• **What the task asks**
Only lines holding the string "两位五通阀" are wanted; copy each one from the material.

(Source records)
☆ ☆ ☆ ☆ ☆ ☆ ☆
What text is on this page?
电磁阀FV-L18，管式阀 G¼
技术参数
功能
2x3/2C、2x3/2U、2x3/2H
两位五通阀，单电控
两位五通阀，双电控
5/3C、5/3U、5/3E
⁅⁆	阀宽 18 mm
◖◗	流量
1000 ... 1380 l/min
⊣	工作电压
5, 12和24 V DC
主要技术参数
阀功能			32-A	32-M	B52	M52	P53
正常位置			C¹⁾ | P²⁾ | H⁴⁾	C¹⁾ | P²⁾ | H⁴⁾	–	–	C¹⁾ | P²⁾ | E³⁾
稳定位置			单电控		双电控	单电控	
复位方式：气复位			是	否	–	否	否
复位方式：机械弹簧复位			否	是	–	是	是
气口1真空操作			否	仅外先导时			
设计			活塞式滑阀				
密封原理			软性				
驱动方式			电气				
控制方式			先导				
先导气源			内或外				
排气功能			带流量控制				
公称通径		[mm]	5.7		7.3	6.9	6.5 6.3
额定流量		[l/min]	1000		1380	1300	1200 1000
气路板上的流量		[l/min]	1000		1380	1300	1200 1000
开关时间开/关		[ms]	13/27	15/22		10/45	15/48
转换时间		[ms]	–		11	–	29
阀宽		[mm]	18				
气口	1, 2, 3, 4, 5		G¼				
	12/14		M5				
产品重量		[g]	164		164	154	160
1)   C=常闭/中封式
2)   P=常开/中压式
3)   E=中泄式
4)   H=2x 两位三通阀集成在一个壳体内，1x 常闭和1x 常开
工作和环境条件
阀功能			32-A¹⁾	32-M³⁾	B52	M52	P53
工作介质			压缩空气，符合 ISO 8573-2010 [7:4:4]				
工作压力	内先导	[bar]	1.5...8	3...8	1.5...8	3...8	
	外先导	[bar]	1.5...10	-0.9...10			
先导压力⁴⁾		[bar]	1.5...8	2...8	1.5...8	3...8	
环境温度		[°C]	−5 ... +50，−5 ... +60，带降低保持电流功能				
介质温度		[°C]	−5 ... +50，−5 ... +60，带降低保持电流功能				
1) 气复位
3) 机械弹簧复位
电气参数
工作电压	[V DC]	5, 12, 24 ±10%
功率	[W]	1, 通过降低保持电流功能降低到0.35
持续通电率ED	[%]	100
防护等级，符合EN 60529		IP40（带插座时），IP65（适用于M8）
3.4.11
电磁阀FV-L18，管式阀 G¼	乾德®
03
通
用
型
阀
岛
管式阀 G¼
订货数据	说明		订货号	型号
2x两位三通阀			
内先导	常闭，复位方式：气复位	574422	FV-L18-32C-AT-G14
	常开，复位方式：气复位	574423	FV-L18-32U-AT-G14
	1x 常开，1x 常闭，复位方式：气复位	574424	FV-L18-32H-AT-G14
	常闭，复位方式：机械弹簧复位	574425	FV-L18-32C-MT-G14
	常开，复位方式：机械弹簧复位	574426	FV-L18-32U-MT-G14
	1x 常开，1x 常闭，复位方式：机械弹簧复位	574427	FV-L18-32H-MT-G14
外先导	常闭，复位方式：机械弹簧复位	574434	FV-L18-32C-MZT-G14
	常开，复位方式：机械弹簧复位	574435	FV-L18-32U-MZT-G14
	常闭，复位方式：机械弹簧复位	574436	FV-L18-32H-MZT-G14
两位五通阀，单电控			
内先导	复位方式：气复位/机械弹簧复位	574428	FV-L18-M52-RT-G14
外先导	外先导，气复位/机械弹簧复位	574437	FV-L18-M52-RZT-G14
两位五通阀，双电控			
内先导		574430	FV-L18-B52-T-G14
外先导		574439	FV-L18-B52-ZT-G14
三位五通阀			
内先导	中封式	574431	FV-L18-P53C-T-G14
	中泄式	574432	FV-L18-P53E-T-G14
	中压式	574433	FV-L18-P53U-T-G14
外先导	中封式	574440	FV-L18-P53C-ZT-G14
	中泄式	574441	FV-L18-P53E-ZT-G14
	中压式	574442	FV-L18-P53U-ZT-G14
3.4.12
☆ ☆ ☆ ☆ ☆ ☆ ☆
• **Exercise output**
两位五通阀，单电控
两位五通阀，双电控
两位五通阀，单电控			
两位五通阀，双电控			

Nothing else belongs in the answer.